** The task **
Go through the records and show each line where the word "研究计划题" occurs.

** Extracted records **
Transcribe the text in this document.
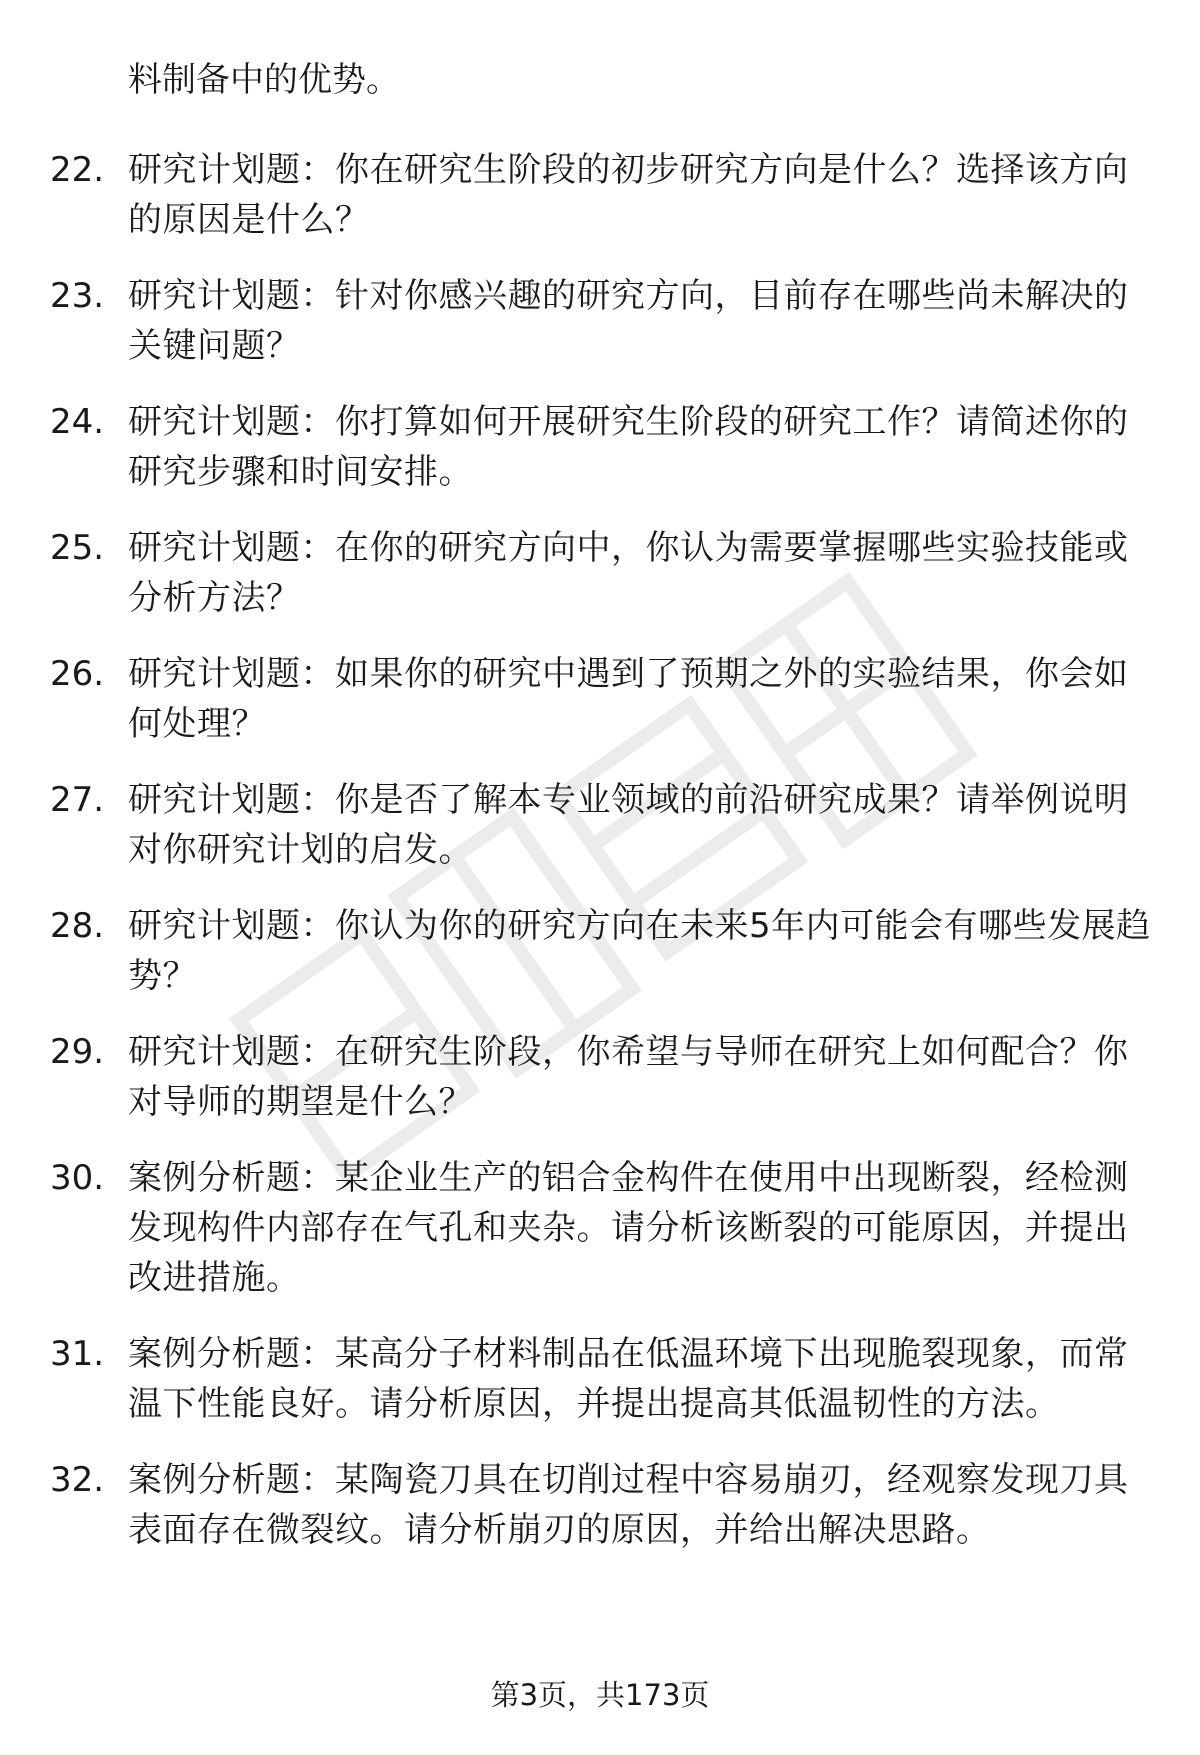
料制备中的优势。

22. 研究计划题：你在研究生阶段的初步研究方向是什么？选择该方向的原因是什么？
23. 研究计划题：针对你感兴趣的研究方向，目前存在哪些尚未解决的关键问题？
24. 研究计划题：你打算如何开展研究生阶段的研究工作？请简述你的研究步骤和时间安排。
25. 研究计划题：在你的研究方向中，你认为需要掌握哪些实验技能或分析方法？
26. 研究计划题：如果你的研究中遇到了预期之外的实验结果，你会如何处理？
27. 研究计划题：你是否了解本专业领域的前沿研究成果？请举例说明对你研究计划的启发。
28. 研究计划题：你认为你的研究方向在未来5年内可能会有哪些发展趋势？
29. 研究计划题：在研究生阶段，你希望与导师在研究上如何配合？你对导师的期望是什么？
30. 案例分析题：某企业生产的铝合金构件在使用中出现断裂，经检测发现构件内部存在气孔和夹杂。请分析该断裂的可能原因，并提出改进措施。
31. 案例分析题：某高分子材料制品在低温环境下出现脆裂现象，而常温下性能良好。请分析原因，并提出提高其低温韧性的方法。
32. 案例分析题：某陶瓷刀具在切削过程中容易崩刃，经观察发现刀具表面存在微裂纹。请分析崩刃的原因，并给出解决思路。
第3页，共173页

** The reply **
22. 研究计划题：你在研究生阶段的初步研究方向是什么？选择该方向的原因是什么？
23. 研究计划题：针对你感兴趣的研究方向，目前存在哪些尚未解决的关键问题？
24. 研究计划题：你打算如何开展研究生阶段的研究工作？请简述你的研究步骤和时间安排。
25. 研究计划题：在你的研究方向中，你认为需要掌握哪些实验技能或分析方法？
26. 研究计划题：如果你的研究中遇到了预期之外的实验结果，你会如何处理？
27. 研究计划题：你是否了解本专业领域的前沿研究成果？请举例说明对你研究计划的启发。
28. 研究计划题：你认为你的研究方向在未来5年内可能会有哪些发展趋势？
29. 研究计划题：在研究生阶段，你希望与导师在研究上如何配合？你对导师的期望是什么？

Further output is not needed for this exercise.